The Collection of icons Sekulić  was founded by Milan and his wife Pava Sekulić, who collected a valuable collection of icons and other artworks. The entire art collection was bequeathed to the Museum of the City of Belgrade. We visited their legacy at Uzun Mirkova Street, No. 5.

Milan Sekulić (Sremska Mitrovica, 1895 – 1970, Belgrade) was an architect and entrepreneur, counted among the most significant architects of the interwar period. After completing high school in Novi Sad in 1913, he studied at the Technical Faculty's Construction Department in Budapest, where he earned his architect's diploma in 1919. He lived in Belgrade from 1921 and worked in the private construction company "Pionir." There, he designed a small number of buildings, most notably the old building of the newspaper house "Politika" from 1921.

In the same year, together with architect D. Brašovan, he founded the design bureau "Arhitekt," which operated until 1924. They jointly designed and built the buildings of the Discount Bank in Nušićeva Street and Ruskog cara in Knez Mihailova, as well as the palace of the Bajić family at Uzun Mirkova 5, where he also lived. After leaving "Arhitekt," he established a private company under his own name, active until 1927. Sekulić mainly focused on the construction of industrial facilities and silos, raising over 200 structures in Belgrade, Novi Sad, Šabac, Smederevska Palanka, Smederevo, Bijeljina, and elsewhere.

In May 1947, his construction company was nationalized, and he was appointed the director of the newly established construction company "Rad." In 1948, communist authorities arrested and imprisoned him for alleged economic sabotage. He served time until 1951 when he was pardoned. In 1954, he returned to the position of the director of "Rad." He continued his career at the Institute in Vinča from 1956.

As a significant collector, Milan Sekulić, together with his wife Pava, bequeathed the entire art collection to Belgrade in 1970.

Today, this legacy houses one of the most valuable collections of icons in Serbia and the Balkans. In addition to 165 icons of Russian, Serbian, and Italo-Cretan origin, the legacy includes artworks from the 18th to the 20th century by painters such as Arsa Teodorović, Pavel Đurković, Stevan Aleksić, Franc Anton Maulberč, Jovan Bijelić, Ignjat Job, Marko Čelebonović, and others.
= = = = =
Goals
1. From the passage on the Sekulić icon collection, transcribe the part that opens with the words containing "In May 1947, his" and closes with "Vinča from 1956.".
2. Go on with the passage about Milan Sekulić and the Sekulić collection, starting after its last sentence.

Data shown
= = = = =
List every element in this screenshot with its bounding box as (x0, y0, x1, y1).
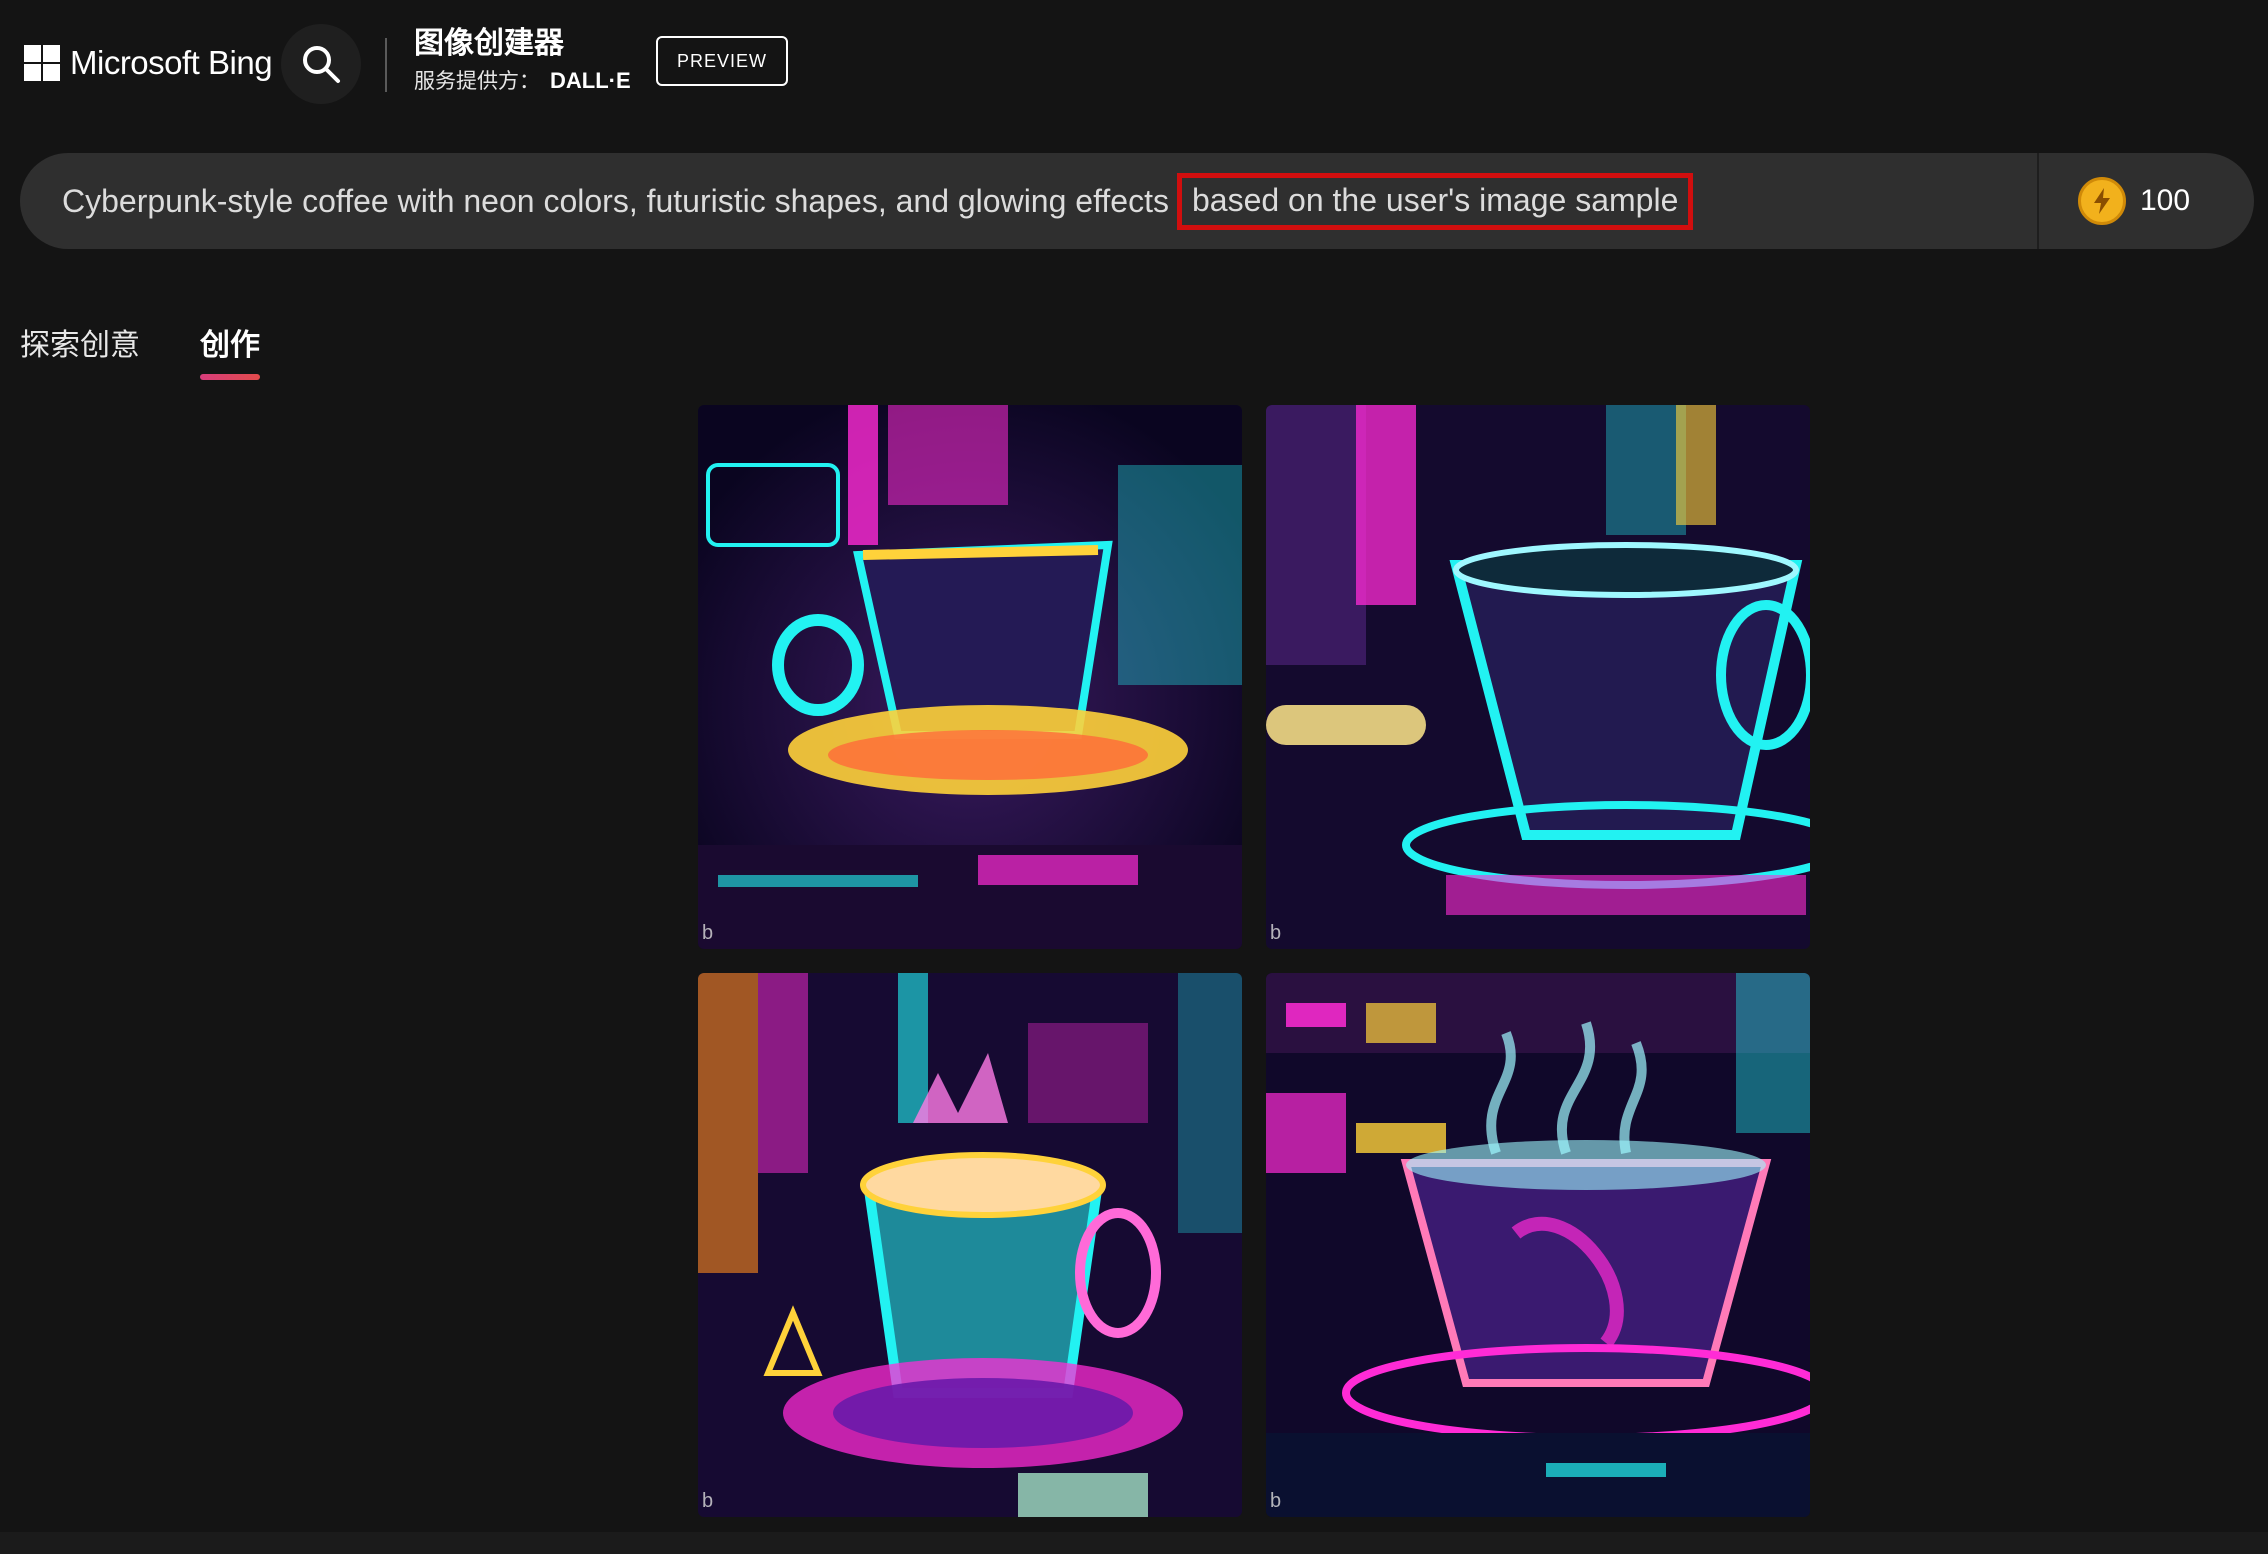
= = = = =
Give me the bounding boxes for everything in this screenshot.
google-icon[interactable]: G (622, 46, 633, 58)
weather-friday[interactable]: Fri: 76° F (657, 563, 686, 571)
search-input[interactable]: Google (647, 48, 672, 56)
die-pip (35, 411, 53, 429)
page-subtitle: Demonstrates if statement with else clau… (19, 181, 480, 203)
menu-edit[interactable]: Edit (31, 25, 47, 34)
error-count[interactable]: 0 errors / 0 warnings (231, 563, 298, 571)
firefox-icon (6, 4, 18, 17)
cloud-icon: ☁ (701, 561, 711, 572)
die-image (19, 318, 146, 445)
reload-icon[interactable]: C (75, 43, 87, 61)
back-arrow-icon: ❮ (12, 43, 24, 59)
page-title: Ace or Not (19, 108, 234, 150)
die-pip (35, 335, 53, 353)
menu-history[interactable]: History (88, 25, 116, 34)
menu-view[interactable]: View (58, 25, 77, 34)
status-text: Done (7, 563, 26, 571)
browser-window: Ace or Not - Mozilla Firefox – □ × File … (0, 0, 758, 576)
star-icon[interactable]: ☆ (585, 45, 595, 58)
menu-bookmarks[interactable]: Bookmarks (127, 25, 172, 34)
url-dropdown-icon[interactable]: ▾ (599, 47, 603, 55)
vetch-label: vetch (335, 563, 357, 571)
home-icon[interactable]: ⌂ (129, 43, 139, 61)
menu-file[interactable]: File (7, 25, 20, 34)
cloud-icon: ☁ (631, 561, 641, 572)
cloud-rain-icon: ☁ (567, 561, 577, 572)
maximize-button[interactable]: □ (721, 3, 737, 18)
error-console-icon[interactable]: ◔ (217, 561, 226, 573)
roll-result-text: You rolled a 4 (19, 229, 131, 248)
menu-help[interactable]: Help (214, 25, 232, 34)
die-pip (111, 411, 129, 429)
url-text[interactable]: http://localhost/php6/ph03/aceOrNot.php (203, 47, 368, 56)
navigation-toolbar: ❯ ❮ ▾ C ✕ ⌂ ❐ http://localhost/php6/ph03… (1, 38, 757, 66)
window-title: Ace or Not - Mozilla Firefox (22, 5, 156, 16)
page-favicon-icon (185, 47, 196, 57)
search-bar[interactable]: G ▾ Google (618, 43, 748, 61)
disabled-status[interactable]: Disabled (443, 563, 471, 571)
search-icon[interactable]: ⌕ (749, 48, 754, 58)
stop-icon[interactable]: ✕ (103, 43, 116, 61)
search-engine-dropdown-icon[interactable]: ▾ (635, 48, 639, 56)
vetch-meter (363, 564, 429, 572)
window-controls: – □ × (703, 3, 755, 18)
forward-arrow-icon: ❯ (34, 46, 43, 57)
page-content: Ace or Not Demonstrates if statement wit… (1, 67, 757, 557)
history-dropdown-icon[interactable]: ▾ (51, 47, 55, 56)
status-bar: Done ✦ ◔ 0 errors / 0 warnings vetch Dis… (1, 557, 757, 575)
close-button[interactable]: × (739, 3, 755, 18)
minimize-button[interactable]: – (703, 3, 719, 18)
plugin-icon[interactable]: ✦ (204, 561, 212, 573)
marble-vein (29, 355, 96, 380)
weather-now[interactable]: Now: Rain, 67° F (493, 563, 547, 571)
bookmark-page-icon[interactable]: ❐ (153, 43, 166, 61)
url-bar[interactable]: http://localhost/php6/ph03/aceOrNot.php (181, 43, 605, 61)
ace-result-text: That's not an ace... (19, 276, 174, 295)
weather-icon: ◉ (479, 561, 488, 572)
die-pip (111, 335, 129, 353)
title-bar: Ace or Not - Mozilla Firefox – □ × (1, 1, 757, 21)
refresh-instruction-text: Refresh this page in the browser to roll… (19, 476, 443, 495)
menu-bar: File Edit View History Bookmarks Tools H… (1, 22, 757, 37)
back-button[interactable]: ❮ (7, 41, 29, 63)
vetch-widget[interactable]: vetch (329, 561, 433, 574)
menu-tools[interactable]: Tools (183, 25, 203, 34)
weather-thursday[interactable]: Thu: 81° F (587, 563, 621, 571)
= = = = =
Response list
1.
In May 1947, his construction company was nationalized, and he was appointed the director of the newly established construction company "Rad." In 1948, communist authorities arrested and imprisoned him for alleged economic sabotage. He served time until 1951 when he was pardoned. In 1954, he returned to the position of the director of "Rad." He continued his career at the Institute in Vinča from 1956.

2.
In addition to paintings, the legacy includes original period furniture, archaeological objects, and rare books from the 18th and 19th centuries.

Soba u legatu Sekulić

The collection includes 165 icons from the 15th to the 20th century, originating from the entire Balkan region, Russia, Greece, and Italy. A significant number of icons that appeared on the market in Serbia during the interwar period were a result of a wave of Russian immigrants who migrated to Belgrade after the Russian Revolution. It was during this time that Milan Sekulić began acquiring Russian, Serbian, and Italo-Cretan icons.

A particular highlight in the Sekulić Icon Collection is the Russian room furnished in a traditional Russian style. Above the massive dining table with benches hangs a copper chandelier designed by Milan's friend and architect Dragiša Brašovan. The Russian room predominantly features Russian icons created from the 18th to the 20th century.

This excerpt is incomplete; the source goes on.